## Task
Word for word, restate every line of the material.

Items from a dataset
-=-=-=-=-
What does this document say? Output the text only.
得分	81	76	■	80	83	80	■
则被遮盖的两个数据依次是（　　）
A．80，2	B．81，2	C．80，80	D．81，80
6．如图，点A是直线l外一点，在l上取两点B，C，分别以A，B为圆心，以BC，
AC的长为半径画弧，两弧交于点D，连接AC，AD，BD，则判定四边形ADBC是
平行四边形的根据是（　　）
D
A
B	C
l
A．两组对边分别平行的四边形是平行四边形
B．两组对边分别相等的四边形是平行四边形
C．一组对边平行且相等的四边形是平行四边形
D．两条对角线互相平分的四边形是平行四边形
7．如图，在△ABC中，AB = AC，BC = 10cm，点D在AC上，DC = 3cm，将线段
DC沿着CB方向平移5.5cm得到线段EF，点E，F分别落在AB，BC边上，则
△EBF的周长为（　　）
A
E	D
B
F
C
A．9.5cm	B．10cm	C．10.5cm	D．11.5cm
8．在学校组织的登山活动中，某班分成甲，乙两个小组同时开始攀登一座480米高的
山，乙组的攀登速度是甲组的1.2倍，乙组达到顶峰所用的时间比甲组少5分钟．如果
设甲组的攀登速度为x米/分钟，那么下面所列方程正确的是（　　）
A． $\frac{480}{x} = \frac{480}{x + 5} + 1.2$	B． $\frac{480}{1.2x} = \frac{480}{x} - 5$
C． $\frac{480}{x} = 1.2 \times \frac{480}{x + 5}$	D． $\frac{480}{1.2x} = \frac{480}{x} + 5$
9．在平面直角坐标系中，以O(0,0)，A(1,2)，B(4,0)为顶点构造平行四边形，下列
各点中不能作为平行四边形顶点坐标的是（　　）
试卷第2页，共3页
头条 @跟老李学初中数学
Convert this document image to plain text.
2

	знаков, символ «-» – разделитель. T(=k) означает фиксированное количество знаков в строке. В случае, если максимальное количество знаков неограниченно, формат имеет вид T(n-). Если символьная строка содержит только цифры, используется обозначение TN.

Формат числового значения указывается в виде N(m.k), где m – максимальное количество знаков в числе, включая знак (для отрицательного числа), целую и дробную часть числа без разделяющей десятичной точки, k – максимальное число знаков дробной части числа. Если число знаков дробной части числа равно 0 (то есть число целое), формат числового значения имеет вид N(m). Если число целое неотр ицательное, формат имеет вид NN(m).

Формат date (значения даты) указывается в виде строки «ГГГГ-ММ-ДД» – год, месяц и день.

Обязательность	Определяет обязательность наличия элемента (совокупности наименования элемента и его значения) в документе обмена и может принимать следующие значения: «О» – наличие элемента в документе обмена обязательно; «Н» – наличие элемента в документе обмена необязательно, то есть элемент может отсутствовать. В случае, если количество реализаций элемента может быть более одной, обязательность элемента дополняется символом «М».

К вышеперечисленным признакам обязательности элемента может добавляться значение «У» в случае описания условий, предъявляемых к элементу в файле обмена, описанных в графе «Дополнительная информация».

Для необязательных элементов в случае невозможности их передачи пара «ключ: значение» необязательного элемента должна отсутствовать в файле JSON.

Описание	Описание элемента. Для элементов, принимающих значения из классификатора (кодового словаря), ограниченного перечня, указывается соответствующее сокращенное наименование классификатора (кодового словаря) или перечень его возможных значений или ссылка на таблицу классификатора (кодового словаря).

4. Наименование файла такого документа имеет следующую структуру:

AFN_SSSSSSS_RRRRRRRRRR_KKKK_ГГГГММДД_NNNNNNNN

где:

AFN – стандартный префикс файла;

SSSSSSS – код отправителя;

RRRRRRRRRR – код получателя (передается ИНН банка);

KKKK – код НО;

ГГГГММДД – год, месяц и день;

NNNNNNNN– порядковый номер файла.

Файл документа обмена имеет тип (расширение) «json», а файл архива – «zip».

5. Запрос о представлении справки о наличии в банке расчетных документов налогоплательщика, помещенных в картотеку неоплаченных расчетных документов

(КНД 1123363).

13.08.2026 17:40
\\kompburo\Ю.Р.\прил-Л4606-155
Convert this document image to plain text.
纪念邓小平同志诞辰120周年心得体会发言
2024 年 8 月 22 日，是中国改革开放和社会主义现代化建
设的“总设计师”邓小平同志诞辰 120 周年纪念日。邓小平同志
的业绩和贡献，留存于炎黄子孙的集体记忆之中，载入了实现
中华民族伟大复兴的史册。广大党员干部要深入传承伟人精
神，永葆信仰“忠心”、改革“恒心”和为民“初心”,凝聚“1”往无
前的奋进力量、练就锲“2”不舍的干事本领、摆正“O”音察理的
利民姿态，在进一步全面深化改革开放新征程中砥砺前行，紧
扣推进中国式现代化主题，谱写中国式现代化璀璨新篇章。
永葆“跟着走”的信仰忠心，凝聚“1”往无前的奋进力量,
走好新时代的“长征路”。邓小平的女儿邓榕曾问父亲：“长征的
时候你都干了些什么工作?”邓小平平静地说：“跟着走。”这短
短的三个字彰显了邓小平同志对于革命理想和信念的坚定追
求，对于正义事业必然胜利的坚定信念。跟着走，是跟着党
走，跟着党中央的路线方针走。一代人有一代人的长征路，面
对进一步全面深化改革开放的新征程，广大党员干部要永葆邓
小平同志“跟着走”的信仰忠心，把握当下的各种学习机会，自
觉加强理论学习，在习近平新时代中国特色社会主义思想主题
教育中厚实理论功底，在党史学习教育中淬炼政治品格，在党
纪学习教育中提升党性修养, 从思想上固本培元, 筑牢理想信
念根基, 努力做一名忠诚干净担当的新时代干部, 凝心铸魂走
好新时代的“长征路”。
-=-=-=-=-
## Worked answer
What does this document say? Output the text only.
得分	81	76	■	80	83	80	■
则被遮盖的两个数据依次是（　　）
A．80，2	B．81，2	C．80，80	D．81，80
6．如图，点A是直线l外一点，在l上取两点B，C，分别以A，B为圆心，以BC，
AC的长为半径画弧，两弧交于点D，连接AC，AD，BD，则判定四边形ADBC是
平行四边形的根据是（　　）
D
A
B	C
l
A．两组对边分别平行的四边形是平行四边形
B．两组对边分别相等的四边形是平行四边形
C．一组对边平行且相等的四边形是平行四边形
D．两条对角线互相平分的四边形是平行四边形
7．如图，在△ABC中，AB = AC，BC = 10cm，点D在AC上，DC = 3cm，将线段
DC沿着CB方向平移5.5cm得到线段EF，点E，F分别落在AB，BC边上，则
△EBF的周长为（　　）
A
E	D
B
F
C
A．9.5cm	B．10cm	C．10.5cm	D．11.5cm
8．在学校组织的登山活动中，某班分成甲，乙两个小组同时开始攀登一座480米高的
山，乙组的攀登速度是甲组的1.2倍，乙组达到顶峰所用的时间比甲组少5分钟．如果
设甲组的攀登速度为x米/分钟，那么下面所列方程正确的是（　　）
A． $\frac{480}{x} = \frac{480}{x + 5} + 1.2$	B． $\frac{480}{1.2x} = \frac{480}{x} - 5$
C． $\frac{480}{x} = 1.2 \times \frac{480}{x + 5}$	D． $\frac{480}{1.2x} = \frac{480}{x} + 5$
9．在平面直角坐标系中，以O(0,0)，A(1,2)，B(4,0)为顶点构造平行四边形，下列
各点中不能作为平行四边形顶点坐标的是（　　）
试卷第2页，共3页
头条 @跟老李学初中数学
Convert this document image to plain text.
2

	знаков, символ «-» – разделитель. T(=k) означает фиксированное количество знаков в строке. В случае, если максимальное количество знаков неограниченно, формат имеет вид T(n-). Если символьная строка содержит только цифры, используется обозначение TN.

Формат числового значения указывается в виде N(m.k), где m – максимальное количество знаков в числе, включая знак (для отрицательного числа), целую и дробную часть числа без разделяющей десятичной точки, k – максимальное число знаков дробной части числа. Если число знаков дробной части числа равно 0 (то есть число целое), формат числового значения имеет вид N(m). Если число целое неотр ицательное, формат имеет вид NN(m).

Формат date (значения даты) указывается в виде строки «ГГГГ-ММ-ДД» – год, месяц и день.

Обязательность	Определяет обязательность наличия элемента (совокупности наименования элемента и его значения) в документе обмена и может принимать следующие значения: «О» – наличие элемента в документе обмена обязательно; «Н» – наличие элемента в документе обмена необязательно, то есть элемент может отсутствовать. В случае, если количество реализаций элемента может быть более одной, обязательность элемента дополняется символом «М».

К вышеперечисленным признакам обязательности элемента может добавляться значение «У» в случае описания условий, предъявляемых к элементу в файле обмена, описанных в графе «Дополнительная информация».

Для необязательных элементов в случае невозможности их передачи пара «ключ: значение» необязательного элемента должна отсутствовать в файле JSON.

Описание	Описание элемента. Для элементов, принимающих значения из классификатора (кодового словаря), ограниченного перечня, указывается соответствующее сокращенное наименование классификатора (кодового словаря) или перечень его возможных значений или ссылка на таблицу классификатора (кодового словаря).

4. Наименование файла такого документа имеет следующую структуру:

AFN_SSSSSSS_RRRRRRRRRR_KKKK_ГГГГММДД_NNNNNNNN

где:

AFN – стандартный префикс файла;

SSSSSSS – код отправителя;

RRRRRRRRRR – код получателя (передается ИНН банка);

KKKK – код НО;

ГГГГММДД – год, месяц и день;

NNNNNNNN– порядковый номер файла.

Файл документа обмена имеет тип (расширение) «json», а файл архива – «zip».

5. Запрос о представлении справки о наличии в банке расчетных документов налогоплательщика, помещенных в картотеку неоплаченных расчетных документов

(КНД 1123363).

13.08.2026 17:40
\\kompburo\Ю.Р.\прил-Л4606-155
Convert this document image to plain text.
纪念邓小平同志诞辰120周年心得体会发言
2024 年 8 月 22 日，是中国改革开放和社会主义现代化建
设的“总设计师”邓小平同志诞辰 120 周年纪念日。邓小平同志
的业绩和贡献，留存于炎黄子孙的集体记忆之中，载入了实现
中华民族伟大复兴的史册。广大党员干部要深入传承伟人精
神，永葆信仰“忠心”、改革“恒心”和为民“初心”,凝聚“1”往无
前的奋进力量、练就锲“2”不舍的干事本领、摆正“O”音察理的
利民姿态，在进一步全面深化改革开放新征程中砥砺前行，紧
扣推进中国式现代化主题，谱写中国式现代化璀璨新篇章。
永葆“跟着走”的信仰忠心，凝聚“1”往无前的奋进力量,
走好新时代的“长征路”。邓小平的女儿邓榕曾问父亲：“长征的
时候你都干了些什么工作?”邓小平平静地说：“跟着走。”这短
短的三个字彰显了邓小平同志对于革命理想和信念的坚定追
求，对于正义事业必然胜利的坚定信念。跟着走，是跟着党
走，跟着党中央的路线方针走。一代人有一代人的长征路，面
对进一步全面深化改革开放的新征程，广大党员干部要永葆邓
小平同志“跟着走”的信仰忠心，把握当下的各种学习机会，自
觉加强理论学习，在习近平新时代中国特色社会主义思想主题
教育中厚实理论功底，在党史学习教育中淬炼政治品格，在党
纪学习教育中提升党性修养, 从思想上固本培元, 筑牢理想信
念根基, 努力做一名忠诚干净担当的新时代干部, 凝心铸魂走
好新时代的“长征路”。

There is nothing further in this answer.